- **The problem**
Write out each line of the listing as it stands, without the images.

- **Information supplied**
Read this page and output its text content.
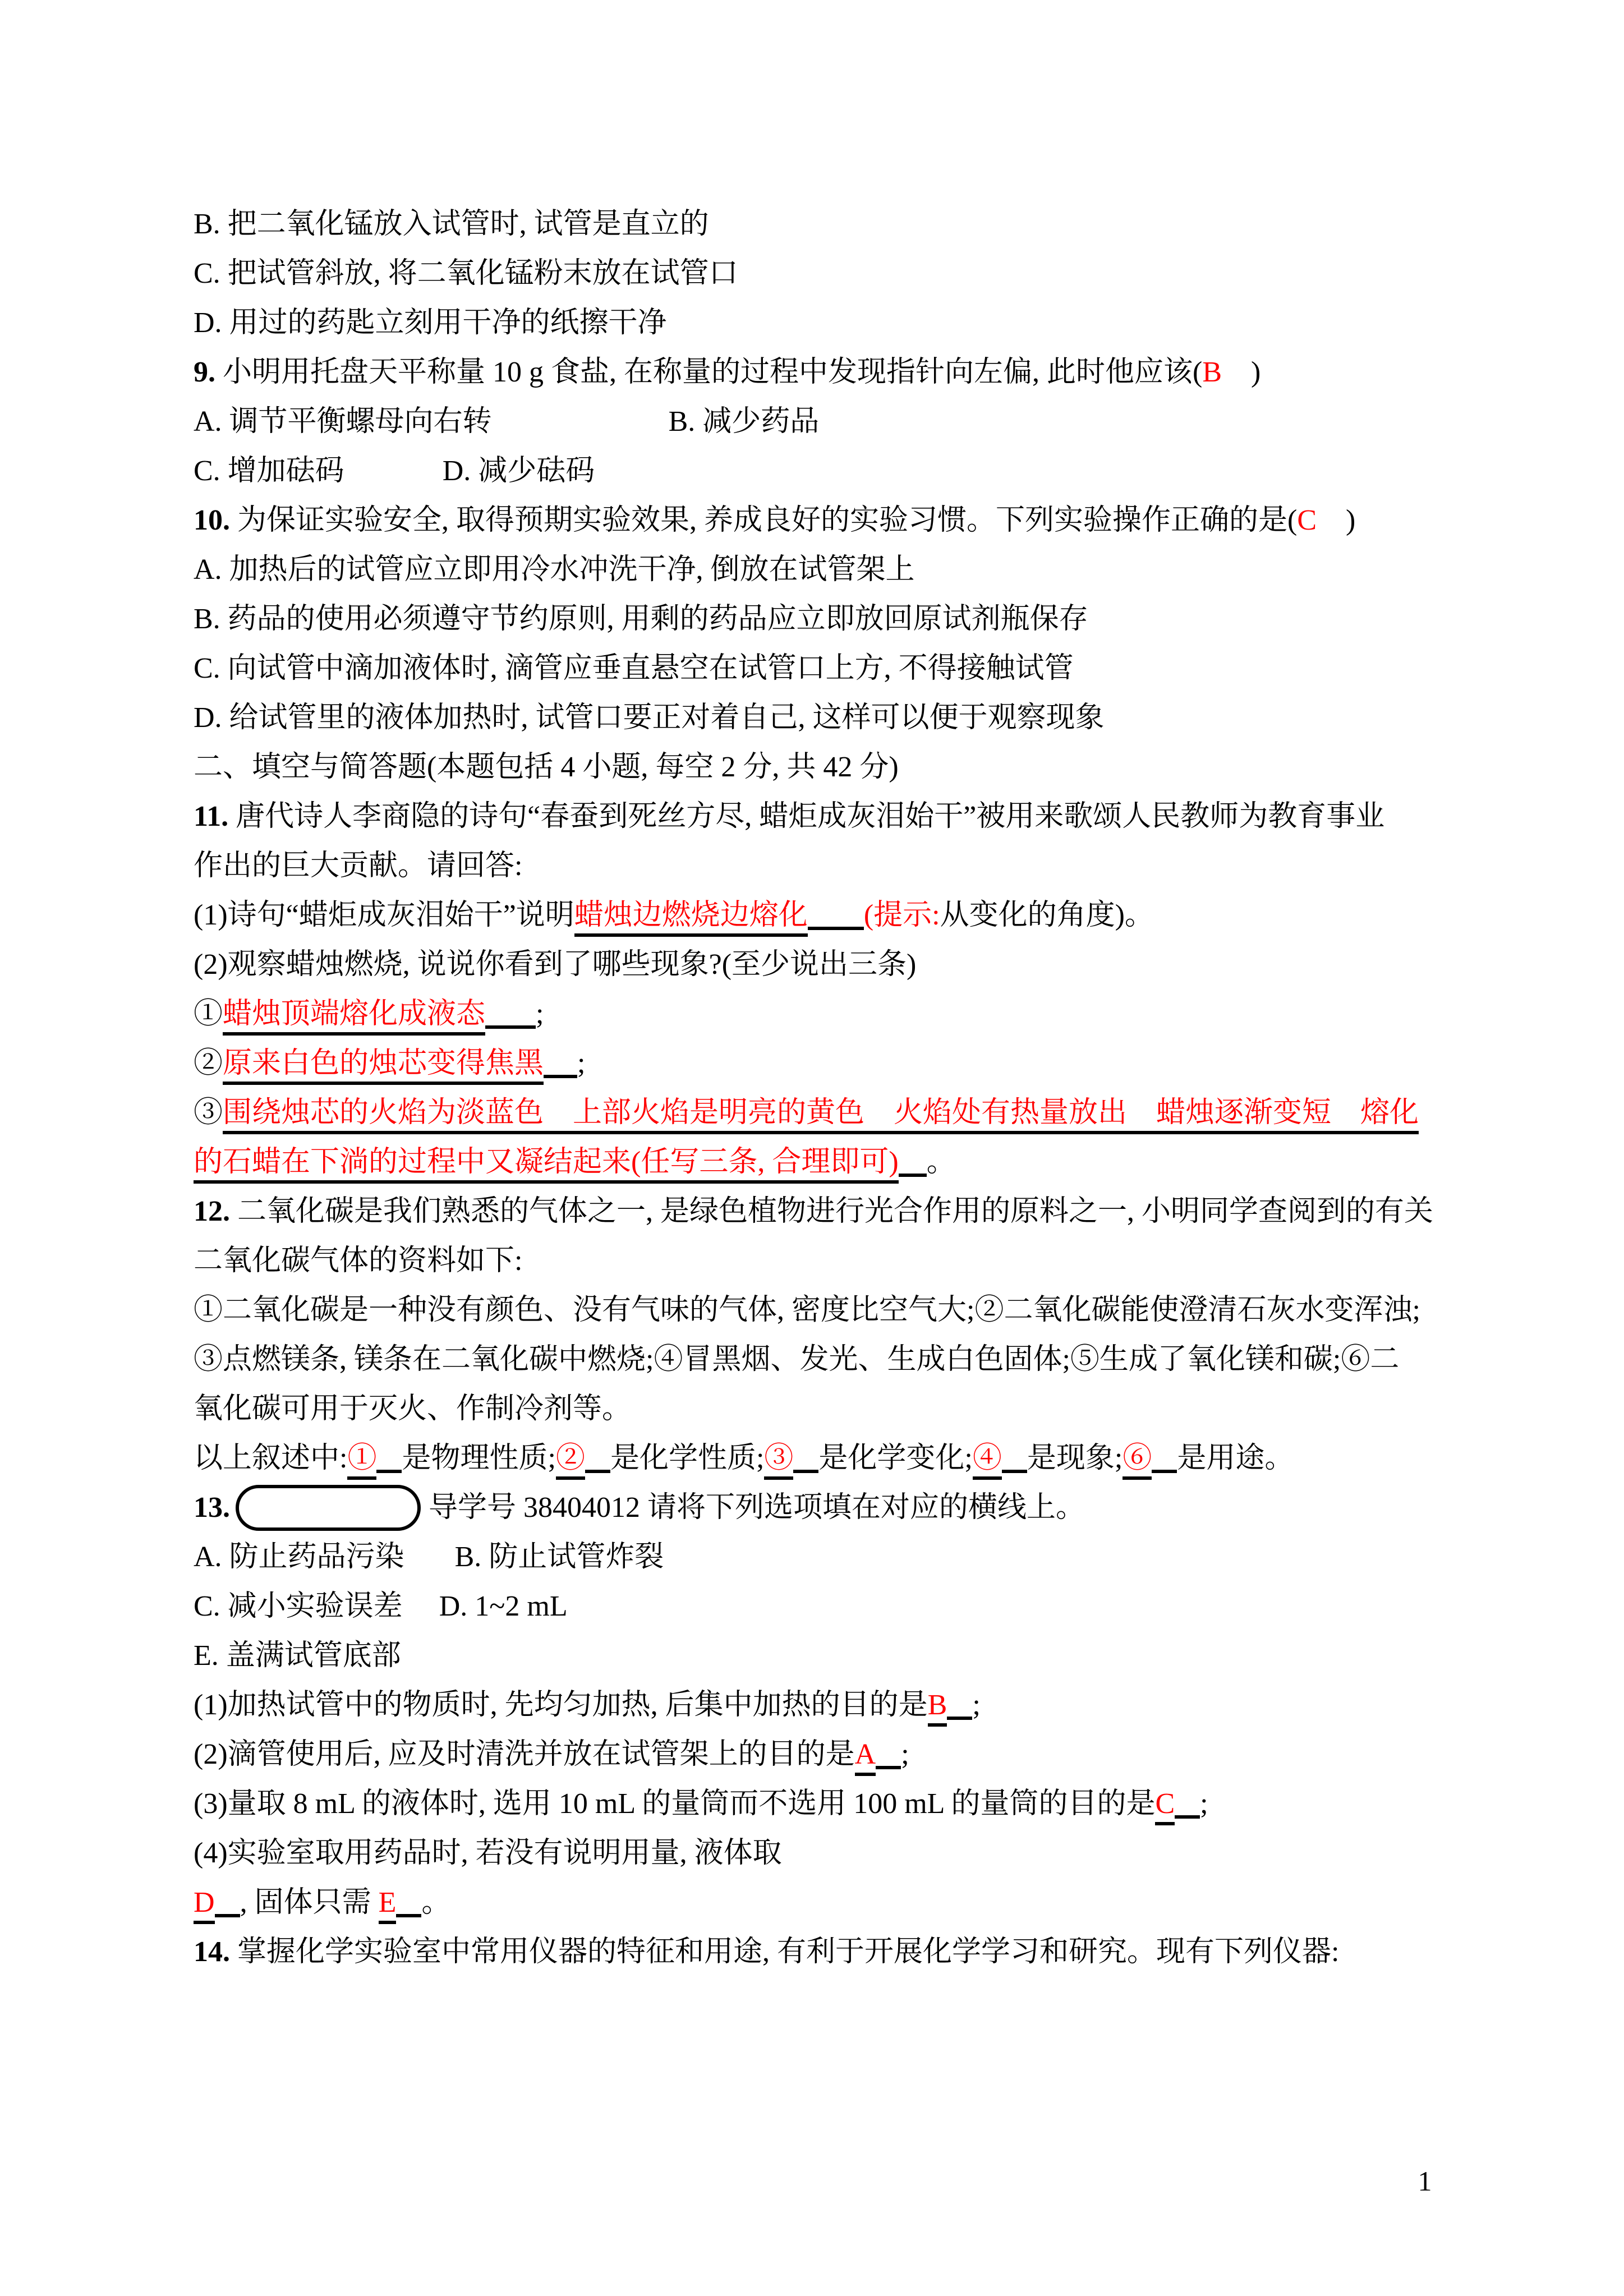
B. 把二氧化锰放入试管时, 试管是直立的
C. 把试管斜放, 将二氧化锰粉末放在试管口
D. 用过的药匙立刻用干净的纸擦干净
9. 小明用托盘天平称量 10 g 食盐, 在称量的过程中发现指针向左偏, 此时他应该(B　)
A. 调节平衡螺母向右转	B. 减少药品
C. 增加砝码	D. 减少砝码
10. 为保证实验安全, 取得预期实验效果, 养成良好的实验习惯。下列实验操作正确的是(C　)
A. 加热后的试管应立即用冷水冲洗干净, 倒放在试管架上
B. 药品的使用必须遵守节约原则, 用剩的药品应立即放回原试剂瓶保存
C. 向试管中滴加液体时, 滴管应垂直悬空在试管口上方, 不得接触试管
D. 给试管里的液体加热时, 试管口要正对着自己, 这样可以便于观察现象
二、填空与简答题(本题包括 4 小题, 每空 2 分, 共 42 分)
11. 唐代诗人李商隐的诗句“春蚕到死丝方尽, 蜡炬成灰泪始干”被用来歌颂人民教师为教育事业
作出的巨大贡献。请回答:
(1)诗句“蜡炬成灰泪始干”说明蜡烛边燃烧边熔化 (提示:从变化的角度)。
(2)观察蜡烛燃烧, 说说你看到了哪些现象?(至少说出三条)
①蜡烛顶端熔化成液态 ;
②原来白色的烛芯变得焦黑 ;
③围绕烛芯的火焰为淡蓝色　上部火焰是明亮的黄色　火焰处有热量放出　蜡烛逐渐变短　熔化
的石蜡在下淌的过程中又凝结起来(任写三条, 合理即可) 。
12. 二氧化碳是我们熟悉的气体之一, 是绿色植物进行光合作用的原料之一, 小明同学查阅到的有关
二氧化碳气体的资料如下:
①二氧化碳是一种没有颜色、没有气味的气体, 密度比空气大;②二氧化碳能使澄清石灰水变浑浊;
③点燃镁条, 镁条在二氧化碳中燃烧;④冒黑烟、发光、生成白色固体;⑤生成了氧化镁和碳;⑥二
氧化碳可用于灭火、作制冷剂等。
以上叙述中:① 是物理性质;② 是化学性质;③ 是化学变化;④ 是现象;⑥ 是用途。
13.	导学号 38404012 请将下列选项填在对应的横线上。
A. 防止药品污染 B. 防止试管炸裂
C. 减小实验误差 D. 1~2 mL
E. 盖满试管底部
(1)加热试管中的物质时, 先均匀加热, 后集中加热的目的是B ;
(2)滴管使用后, 应及时清洗并放在试管架上的目的是A ;
(3)量取 8 mL 的液体时, 选用 10 mL 的量筒而不选用 100 mL 的量筒的目的是C ;
(4)实验室取用药品时, 若没有说明用量, 液体取
D , 固体只需 E 。
14. 掌握化学实验室中常用仪器的特征和用途, 有利于开展化学学习和研究。现有下列仪器:
1
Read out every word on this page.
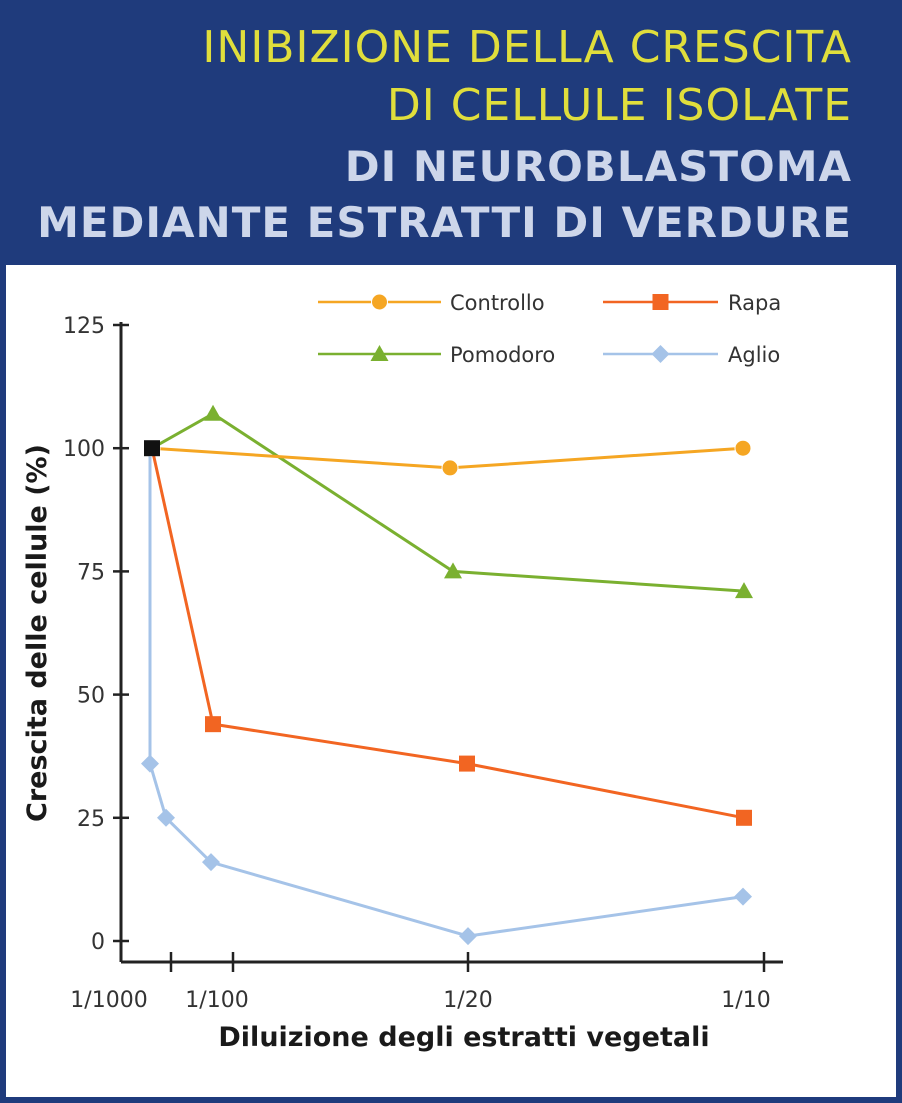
INIBIZIONE DELLA CRESCITA
DI CELLULE ISOLATE
DI NEUROBLASTOMA
MEDIANTE ESTRATTI DI VERDURE
0
25
50
75
100
125
1/1000 1/100	1/20	1/10
Diluizione degli estratti vegetali
Crescita delle cellule (%)
Controllo	Rapa
Pomodoro	Aglio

- **Exercise solution**
Read this page and output its text content.
B. 把二氧化锰放入试管时, 试管是直立的
C. 把试管斜放, 将二氧化锰粉末放在试管口
D. 用过的药匙立刻用干净的纸擦干净
9. 小明用托盘天平称量 10 g 食盐, 在称量的过程中发现指针向左偏, 此时他应该(B　)
A. 调节平衡螺母向右转	B. 减少药品
C. 增加砝码	D. 减少砝码
10. 为保证实验安全, 取得预期实验效果, 养成良好的实验习惯。下列实验操作正确的是(C　)
A. 加热后的试管应立即用冷水冲洗干净, 倒放在试管架上
B. 药品的使用必须遵守节约原则, 用剩的药品应立即放回原试剂瓶保存
C. 向试管中滴加液体时, 滴管应垂直悬空在试管口上方, 不得接触试管
D. 给试管里的液体加热时, 试管口要正对着自己, 这样可以便于观察现象
二、填空与简答题(本题包括 4 小题, 每空 2 分, 共 42 分)
11. 唐代诗人李商隐的诗句“春蚕到死丝方尽, 蜡炬成灰泪始干”被用来歌颂人民教师为教育事业
作出的巨大贡献。请回答:
(1)诗句“蜡炬成灰泪始干”说明蜡烛边燃烧边熔化 (提示:从变化的角度)。
(2)观察蜡烛燃烧, 说说你看到了哪些现象?(至少说出三条)
①蜡烛顶端熔化成液态 ;
②原来白色的烛芯变得焦黑 ;
③围绕烛芯的火焰为淡蓝色　上部火焰是明亮的黄色　火焰处有热量放出　蜡烛逐渐变短　熔化
的石蜡在下淌的过程中又凝结起来(任写三条, 合理即可) 。
12. 二氧化碳是我们熟悉的气体之一, 是绿色植物进行光合作用的原料之一, 小明同学查阅到的有关
二氧化碳气体的资料如下:
①二氧化碳是一种没有颜色、没有气味的气体, 密度比空气大;②二氧化碳能使澄清石灰水变浑浊;
③点燃镁条, 镁条在二氧化碳中燃烧;④冒黑烟、发光、生成白色固体;⑤生成了氧化镁和碳;⑥二
氧化碳可用于灭火、作制冷剂等。
以上叙述中:① 是物理性质;② 是化学性质;③ 是化学变化;④ 是现象;⑥ 是用途。
13.	导学号 38404012 请将下列选项填在对应的横线上。
A. 防止药品污染 B. 防止试管炸裂
C. 减小实验误差 D. 1~2 mL
E. 盖满试管底部
(1)加热试管中的物质时, 先均匀加热, 后集中加热的目的是B ;
(2)滴管使用后, 应及时清洗并放在试管架上的目的是A ;
(3)量取 8 mL 的液体时, 选用 10 mL 的量筒而不选用 100 mL 的量筒的目的是C ;
(4)实验室取用药品时, 若没有说明用量, 液体取
D , 固体只需 E 。
14. 掌握化学实验室中常用仪器的特征和用途, 有利于开展化学学习和研究。现有下列仪器:
1
Read out every word on this page.
INIBIZIONE DELLA CRESCITA
DI CELLULE ISOLATE
DI NEUROBLASTOMA
MEDIANTE ESTRATTI DI VERDURE
0
25
50
75
100
125
1/1000 1/100	1/20	1/10
Diluizione degli estratti vegetali
Crescita delle cellule (%)
Controllo	Rapa
Pomodoro	Aglio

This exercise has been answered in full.